[Collected data entries]
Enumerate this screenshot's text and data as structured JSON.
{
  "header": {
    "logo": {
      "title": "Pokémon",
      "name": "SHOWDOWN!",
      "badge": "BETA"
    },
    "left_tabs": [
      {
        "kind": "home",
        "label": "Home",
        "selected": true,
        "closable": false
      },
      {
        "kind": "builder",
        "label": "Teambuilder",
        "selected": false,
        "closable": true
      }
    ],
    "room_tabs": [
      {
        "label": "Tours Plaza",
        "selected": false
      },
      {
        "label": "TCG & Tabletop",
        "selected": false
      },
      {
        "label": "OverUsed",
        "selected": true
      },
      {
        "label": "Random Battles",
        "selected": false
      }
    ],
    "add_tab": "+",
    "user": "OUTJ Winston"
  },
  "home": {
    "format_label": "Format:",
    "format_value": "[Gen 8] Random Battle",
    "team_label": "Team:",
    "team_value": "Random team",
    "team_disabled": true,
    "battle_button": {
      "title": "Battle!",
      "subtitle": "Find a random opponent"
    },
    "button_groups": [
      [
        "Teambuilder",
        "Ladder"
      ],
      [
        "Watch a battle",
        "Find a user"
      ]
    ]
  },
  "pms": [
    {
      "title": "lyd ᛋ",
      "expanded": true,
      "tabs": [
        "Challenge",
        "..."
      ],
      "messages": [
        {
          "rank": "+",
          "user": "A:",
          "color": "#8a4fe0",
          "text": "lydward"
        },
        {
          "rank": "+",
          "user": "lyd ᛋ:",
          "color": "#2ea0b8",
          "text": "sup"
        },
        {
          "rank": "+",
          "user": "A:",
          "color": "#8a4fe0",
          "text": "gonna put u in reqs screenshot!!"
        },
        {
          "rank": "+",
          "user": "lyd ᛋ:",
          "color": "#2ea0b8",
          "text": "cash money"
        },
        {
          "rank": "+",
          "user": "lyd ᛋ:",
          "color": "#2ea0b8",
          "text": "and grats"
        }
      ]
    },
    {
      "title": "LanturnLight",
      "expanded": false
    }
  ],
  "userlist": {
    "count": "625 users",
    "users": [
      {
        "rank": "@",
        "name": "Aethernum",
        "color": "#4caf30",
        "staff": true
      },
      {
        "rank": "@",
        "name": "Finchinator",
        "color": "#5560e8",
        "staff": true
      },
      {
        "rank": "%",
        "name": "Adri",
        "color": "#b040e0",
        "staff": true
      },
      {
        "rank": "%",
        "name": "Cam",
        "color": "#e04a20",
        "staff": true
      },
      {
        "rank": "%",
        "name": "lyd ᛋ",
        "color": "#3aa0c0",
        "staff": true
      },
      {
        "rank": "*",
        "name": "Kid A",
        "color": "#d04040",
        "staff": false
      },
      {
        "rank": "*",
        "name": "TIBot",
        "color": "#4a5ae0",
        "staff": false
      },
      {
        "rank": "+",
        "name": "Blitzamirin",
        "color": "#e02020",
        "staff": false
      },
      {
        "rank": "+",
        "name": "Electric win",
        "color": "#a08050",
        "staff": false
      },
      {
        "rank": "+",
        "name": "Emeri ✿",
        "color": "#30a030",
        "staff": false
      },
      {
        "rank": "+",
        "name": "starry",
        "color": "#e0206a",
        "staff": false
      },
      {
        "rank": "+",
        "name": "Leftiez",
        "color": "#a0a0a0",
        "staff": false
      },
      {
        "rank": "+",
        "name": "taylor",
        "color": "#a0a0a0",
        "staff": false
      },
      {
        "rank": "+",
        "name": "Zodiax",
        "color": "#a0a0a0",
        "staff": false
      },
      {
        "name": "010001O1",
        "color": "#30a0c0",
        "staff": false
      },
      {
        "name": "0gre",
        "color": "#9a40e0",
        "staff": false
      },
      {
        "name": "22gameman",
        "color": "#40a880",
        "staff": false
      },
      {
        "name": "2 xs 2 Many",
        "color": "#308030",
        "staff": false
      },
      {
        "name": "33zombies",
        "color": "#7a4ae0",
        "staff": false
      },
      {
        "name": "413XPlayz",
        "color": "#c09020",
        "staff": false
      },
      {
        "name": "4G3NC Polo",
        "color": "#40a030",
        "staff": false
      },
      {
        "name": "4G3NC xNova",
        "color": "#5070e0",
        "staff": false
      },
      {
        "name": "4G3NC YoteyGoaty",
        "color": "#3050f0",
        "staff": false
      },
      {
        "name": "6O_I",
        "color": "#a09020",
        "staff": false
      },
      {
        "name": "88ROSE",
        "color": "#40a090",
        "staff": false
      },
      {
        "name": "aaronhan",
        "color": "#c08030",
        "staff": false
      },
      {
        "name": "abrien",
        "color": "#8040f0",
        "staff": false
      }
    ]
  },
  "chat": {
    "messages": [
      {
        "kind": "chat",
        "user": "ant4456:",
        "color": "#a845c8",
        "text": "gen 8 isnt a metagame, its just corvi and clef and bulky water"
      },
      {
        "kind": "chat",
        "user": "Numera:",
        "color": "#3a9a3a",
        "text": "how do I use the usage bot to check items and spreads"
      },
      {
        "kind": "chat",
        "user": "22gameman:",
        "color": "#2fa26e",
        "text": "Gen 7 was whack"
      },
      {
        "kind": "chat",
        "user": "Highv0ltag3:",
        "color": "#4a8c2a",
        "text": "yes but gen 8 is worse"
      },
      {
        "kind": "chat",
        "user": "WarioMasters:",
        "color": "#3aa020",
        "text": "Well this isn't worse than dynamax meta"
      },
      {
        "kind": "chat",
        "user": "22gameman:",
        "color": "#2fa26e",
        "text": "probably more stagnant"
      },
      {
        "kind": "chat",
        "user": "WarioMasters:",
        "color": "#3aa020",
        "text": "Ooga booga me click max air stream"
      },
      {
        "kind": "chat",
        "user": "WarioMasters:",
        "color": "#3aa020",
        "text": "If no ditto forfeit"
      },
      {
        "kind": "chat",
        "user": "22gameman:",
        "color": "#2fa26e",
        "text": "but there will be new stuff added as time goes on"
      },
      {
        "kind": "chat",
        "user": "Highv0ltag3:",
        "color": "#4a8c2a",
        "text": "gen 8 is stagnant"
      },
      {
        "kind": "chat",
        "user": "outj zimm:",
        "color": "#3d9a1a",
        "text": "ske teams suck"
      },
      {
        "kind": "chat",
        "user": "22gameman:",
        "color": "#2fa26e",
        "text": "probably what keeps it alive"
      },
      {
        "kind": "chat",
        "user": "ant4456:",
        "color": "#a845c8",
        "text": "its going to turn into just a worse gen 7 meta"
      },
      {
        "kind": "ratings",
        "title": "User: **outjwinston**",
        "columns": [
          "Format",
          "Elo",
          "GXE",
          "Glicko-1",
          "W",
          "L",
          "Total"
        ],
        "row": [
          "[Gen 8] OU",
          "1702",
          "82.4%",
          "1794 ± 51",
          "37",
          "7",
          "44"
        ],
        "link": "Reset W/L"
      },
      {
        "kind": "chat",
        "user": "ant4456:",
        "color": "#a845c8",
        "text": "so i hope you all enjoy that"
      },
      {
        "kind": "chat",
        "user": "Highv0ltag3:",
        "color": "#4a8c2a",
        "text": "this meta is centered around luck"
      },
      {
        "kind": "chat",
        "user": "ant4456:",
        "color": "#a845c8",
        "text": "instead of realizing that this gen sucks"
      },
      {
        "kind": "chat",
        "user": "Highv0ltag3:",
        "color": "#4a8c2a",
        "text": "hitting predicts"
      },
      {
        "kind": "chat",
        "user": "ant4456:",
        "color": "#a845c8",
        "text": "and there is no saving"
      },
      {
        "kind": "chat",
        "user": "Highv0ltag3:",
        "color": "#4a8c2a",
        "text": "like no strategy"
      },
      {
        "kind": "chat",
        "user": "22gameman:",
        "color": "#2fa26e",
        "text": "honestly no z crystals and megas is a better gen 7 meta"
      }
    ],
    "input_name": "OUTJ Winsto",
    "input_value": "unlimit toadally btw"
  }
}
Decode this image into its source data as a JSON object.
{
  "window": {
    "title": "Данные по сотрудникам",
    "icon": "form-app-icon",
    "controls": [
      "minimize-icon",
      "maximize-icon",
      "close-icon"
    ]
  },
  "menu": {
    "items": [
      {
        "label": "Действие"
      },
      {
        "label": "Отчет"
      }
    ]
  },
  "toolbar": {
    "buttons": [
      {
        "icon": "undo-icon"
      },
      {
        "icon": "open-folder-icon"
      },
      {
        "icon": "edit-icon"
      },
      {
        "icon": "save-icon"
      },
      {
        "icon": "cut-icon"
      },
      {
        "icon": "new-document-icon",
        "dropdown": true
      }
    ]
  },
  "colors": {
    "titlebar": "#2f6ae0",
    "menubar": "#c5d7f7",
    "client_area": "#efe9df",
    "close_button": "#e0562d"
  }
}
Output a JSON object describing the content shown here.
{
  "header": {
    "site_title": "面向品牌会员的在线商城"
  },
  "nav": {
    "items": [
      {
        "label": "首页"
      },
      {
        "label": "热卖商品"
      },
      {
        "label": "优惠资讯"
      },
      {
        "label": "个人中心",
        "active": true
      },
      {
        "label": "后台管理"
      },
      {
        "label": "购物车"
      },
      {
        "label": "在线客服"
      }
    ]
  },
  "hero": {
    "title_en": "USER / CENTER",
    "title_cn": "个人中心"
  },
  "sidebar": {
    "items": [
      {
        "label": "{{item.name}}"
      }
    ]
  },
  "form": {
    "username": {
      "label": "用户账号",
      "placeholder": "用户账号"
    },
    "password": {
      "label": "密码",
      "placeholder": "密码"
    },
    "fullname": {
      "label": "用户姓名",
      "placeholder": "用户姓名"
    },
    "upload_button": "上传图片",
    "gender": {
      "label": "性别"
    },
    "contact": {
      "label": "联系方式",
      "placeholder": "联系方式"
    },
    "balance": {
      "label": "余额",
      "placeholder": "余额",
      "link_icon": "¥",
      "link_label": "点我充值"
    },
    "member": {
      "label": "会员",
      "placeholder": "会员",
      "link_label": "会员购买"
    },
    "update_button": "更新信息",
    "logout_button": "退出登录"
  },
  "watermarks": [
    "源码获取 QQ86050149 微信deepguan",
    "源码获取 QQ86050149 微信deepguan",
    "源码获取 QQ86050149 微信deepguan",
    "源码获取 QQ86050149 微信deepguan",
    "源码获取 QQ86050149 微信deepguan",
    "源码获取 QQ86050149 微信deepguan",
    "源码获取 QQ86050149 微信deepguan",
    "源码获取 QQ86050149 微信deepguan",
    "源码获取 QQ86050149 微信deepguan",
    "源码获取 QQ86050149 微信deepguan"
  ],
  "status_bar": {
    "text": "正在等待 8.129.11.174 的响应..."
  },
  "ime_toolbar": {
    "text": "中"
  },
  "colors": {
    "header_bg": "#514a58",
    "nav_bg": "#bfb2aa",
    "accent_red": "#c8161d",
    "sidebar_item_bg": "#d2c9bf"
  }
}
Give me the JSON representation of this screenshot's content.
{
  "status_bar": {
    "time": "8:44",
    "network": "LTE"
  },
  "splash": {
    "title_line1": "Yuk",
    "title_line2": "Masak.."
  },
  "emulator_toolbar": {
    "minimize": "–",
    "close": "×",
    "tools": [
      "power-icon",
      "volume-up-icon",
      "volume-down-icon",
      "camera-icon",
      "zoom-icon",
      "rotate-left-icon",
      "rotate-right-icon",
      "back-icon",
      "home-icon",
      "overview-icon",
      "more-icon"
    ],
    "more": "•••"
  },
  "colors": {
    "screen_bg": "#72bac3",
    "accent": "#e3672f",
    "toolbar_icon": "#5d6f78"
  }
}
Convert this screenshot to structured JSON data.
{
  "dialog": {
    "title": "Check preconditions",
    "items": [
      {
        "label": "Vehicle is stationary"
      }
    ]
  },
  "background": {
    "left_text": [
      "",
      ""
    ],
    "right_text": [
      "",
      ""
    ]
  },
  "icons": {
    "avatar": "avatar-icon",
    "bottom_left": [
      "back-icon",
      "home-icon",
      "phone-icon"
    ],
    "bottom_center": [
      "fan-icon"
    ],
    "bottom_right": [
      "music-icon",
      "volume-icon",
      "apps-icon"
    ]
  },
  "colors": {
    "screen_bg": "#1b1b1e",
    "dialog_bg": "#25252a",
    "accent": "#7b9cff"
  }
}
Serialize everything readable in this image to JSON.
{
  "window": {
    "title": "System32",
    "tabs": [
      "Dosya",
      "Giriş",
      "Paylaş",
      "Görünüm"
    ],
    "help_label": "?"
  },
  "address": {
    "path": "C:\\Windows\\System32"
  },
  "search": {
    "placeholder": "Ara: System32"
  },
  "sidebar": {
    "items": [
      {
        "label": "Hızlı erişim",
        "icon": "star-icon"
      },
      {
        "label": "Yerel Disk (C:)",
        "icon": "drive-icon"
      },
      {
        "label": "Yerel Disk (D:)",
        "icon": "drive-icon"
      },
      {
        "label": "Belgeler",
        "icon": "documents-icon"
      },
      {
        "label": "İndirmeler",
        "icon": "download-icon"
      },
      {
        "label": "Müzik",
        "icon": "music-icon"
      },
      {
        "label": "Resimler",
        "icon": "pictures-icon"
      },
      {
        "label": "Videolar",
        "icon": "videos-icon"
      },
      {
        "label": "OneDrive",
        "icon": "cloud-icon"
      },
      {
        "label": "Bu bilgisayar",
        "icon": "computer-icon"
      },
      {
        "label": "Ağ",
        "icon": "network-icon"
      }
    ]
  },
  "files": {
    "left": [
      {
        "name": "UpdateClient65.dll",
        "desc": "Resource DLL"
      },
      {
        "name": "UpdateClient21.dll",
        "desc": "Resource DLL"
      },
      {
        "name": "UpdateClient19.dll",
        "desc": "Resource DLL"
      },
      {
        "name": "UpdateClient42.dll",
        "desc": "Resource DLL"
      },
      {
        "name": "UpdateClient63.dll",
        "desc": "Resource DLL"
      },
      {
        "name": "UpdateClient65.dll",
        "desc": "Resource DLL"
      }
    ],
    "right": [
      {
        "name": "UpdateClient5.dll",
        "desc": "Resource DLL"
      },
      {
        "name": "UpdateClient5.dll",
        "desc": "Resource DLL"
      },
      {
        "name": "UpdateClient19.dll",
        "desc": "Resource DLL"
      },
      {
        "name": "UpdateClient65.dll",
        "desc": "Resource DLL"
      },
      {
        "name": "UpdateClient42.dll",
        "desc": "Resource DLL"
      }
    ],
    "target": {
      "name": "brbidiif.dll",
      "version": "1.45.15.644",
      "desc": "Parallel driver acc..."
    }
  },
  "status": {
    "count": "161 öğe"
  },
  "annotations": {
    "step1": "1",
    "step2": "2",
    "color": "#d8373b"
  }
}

[WRITTEN REQUEST]: Which lines hold the word "placeholder"? Copy every one of them.

[FINAL RESULT]:
      "placeholder": "用户账号"
      "placeholder": "密码"
      "placeholder": "用户姓名"
      "placeholder": "联系方式"
      "placeholder": "余额",
      "placeholder": "会员",
    "placeholder": "Ara: System32"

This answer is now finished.